WHAT TO PRODUCE
Work out how many lines in the data hold the word "JSON", and reply with that number only.

Figure dataset records:

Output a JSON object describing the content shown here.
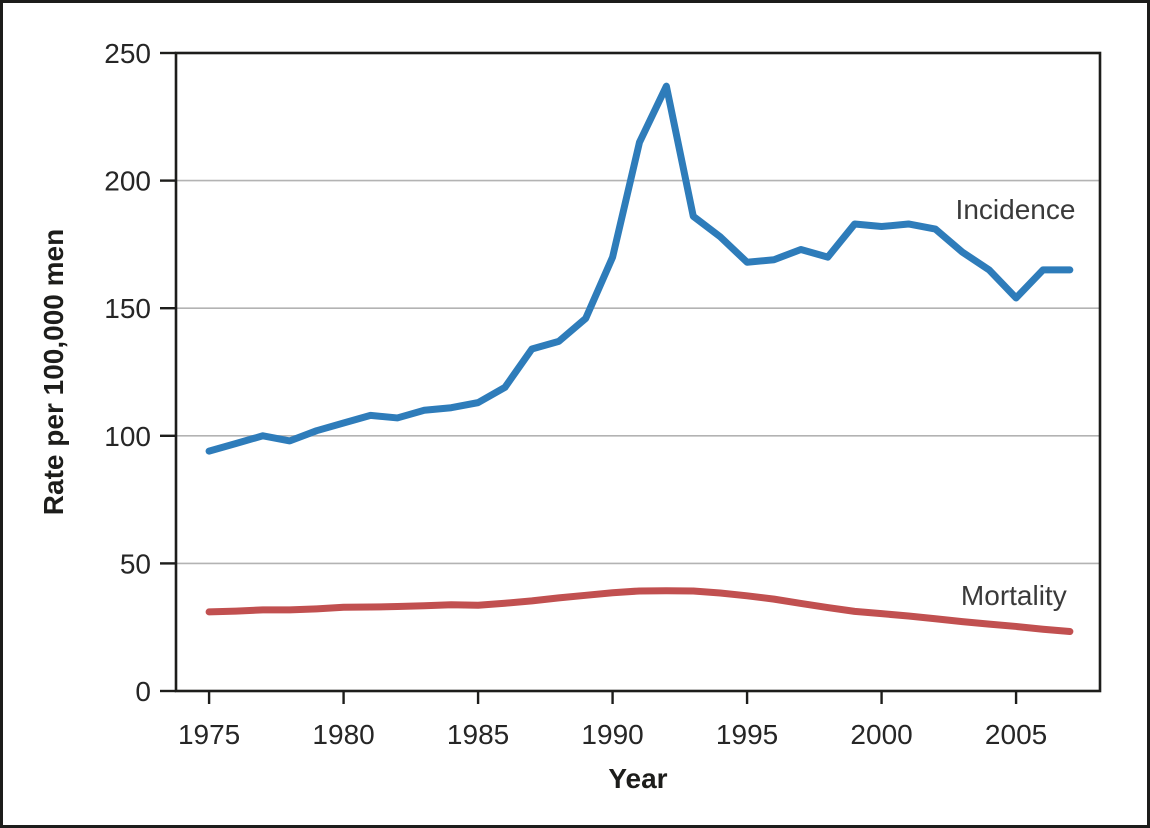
{
  "chart_data": {
    "type": "line",
    "title": "",
    "xlabel": "Year",
    "ylabel": "Rate per 100,000 men",
    "x": [
      1975,
      1976,
      1977,
      1978,
      1979,
      1980,
      1981,
      1982,
      1983,
      1984,
      1985,
      1986,
      1987,
      1988,
      1989,
      1990,
      1991,
      1992,
      1993,
      1994,
      1995,
      1996,
      1997,
      1998,
      1999,
      2000,
      2001,
      2002,
      2003,
      2004,
      2005,
      2006,
      2007
    ],
    "series": [
      {
        "name": "Incidence",
        "color": "#2e7cba",
        "label_year": 2002.75,
        "label_value": 185,
        "values": [
          94,
          97,
          100,
          98,
          102,
          105,
          108,
          107,
          110,
          111,
          113,
          119,
          134,
          137,
          146,
          170,
          215,
          237,
          186,
          178,
          168,
          169,
          173,
          170,
          183,
          182,
          183,
          181,
          172,
          165,
          154,
          165,
          165
        ]
      },
      {
        "name": "Mortality",
        "color": "#c15050",
        "label_year": 2002.95,
        "label_value": 33.7,
        "values": [
          31,
          31.3,
          31.8,
          31.8,
          32.2,
          32.8,
          32.9,
          33.1,
          33.4,
          33.8,
          33.6,
          34.4,
          35.3,
          36.5,
          37.5,
          38.5,
          39.2,
          39.3,
          39.2,
          38.4,
          37.3,
          36,
          34.3,
          32.7,
          31.2,
          30.3,
          29.4,
          28.3,
          27.2,
          26.2,
          25.3,
          24.2,
          23.3
        ]
      }
    ],
    "xticks": [
      1975,
      1980,
      1985,
      1990,
      1995,
      2000,
      2005
    ],
    "yticks": [
      0,
      50,
      100,
      150,
      200,
      250
    ],
    "xlim": [
      1973.77,
      2008.12
    ],
    "ylim": [
      0,
      250
    ],
    "grid": "horizontal",
    "legend_position": "inline-right"
  }
}
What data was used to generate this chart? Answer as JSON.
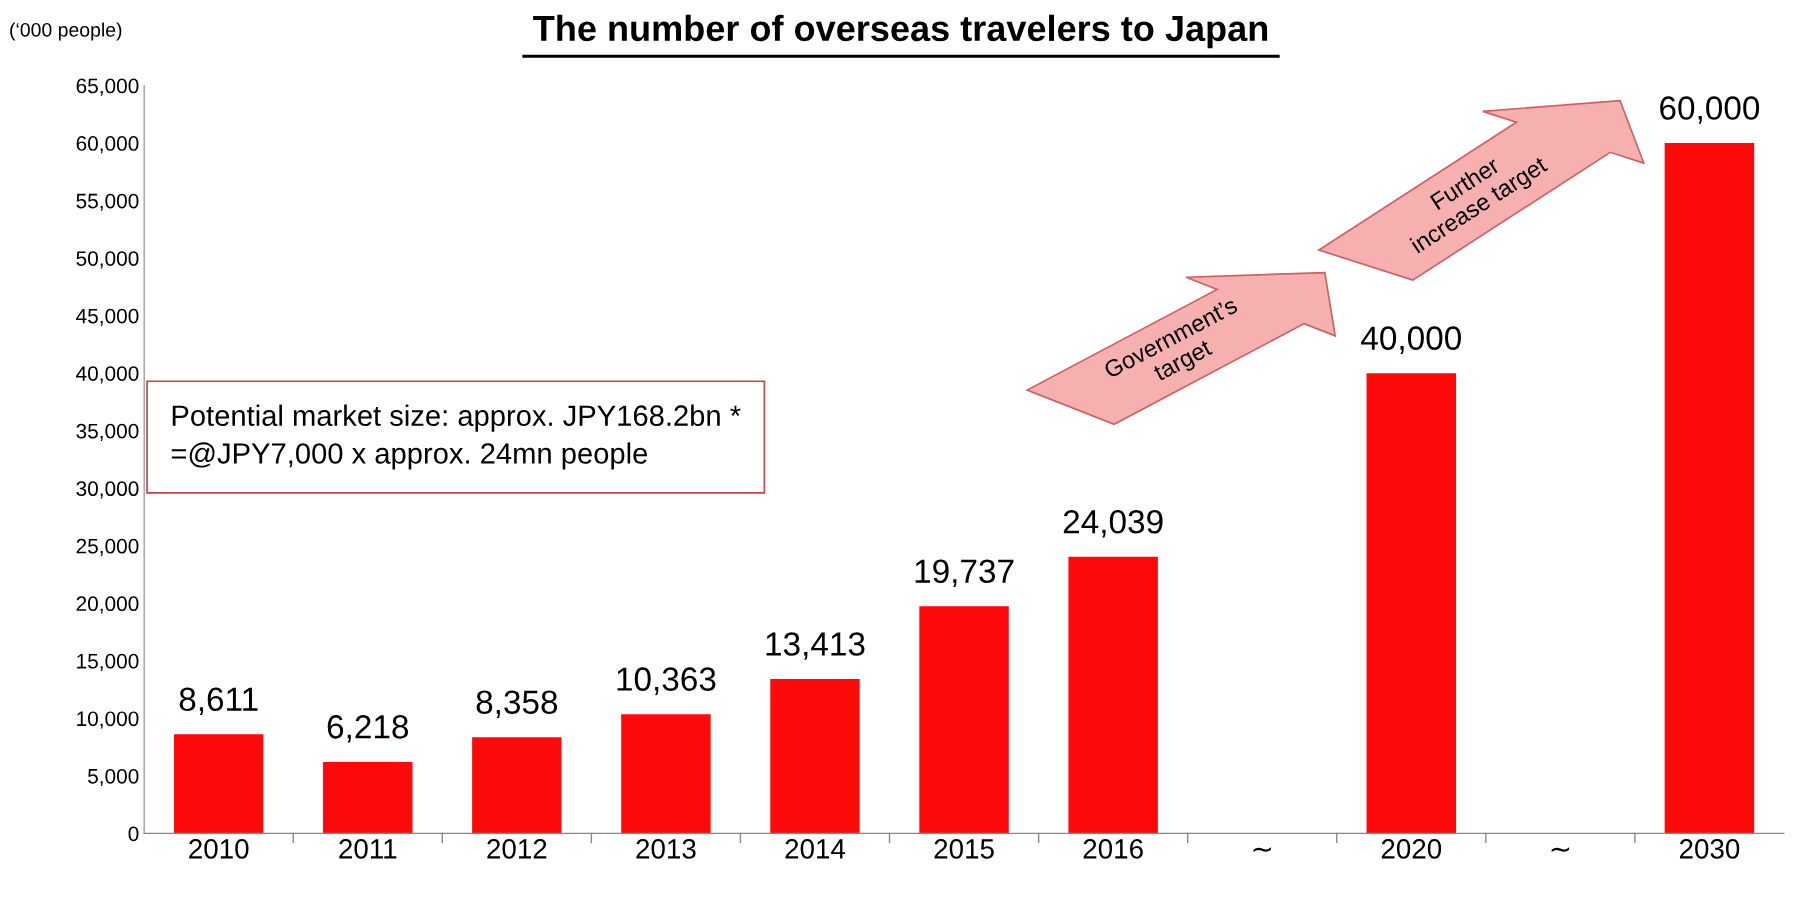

COMPLETE ANSWER
2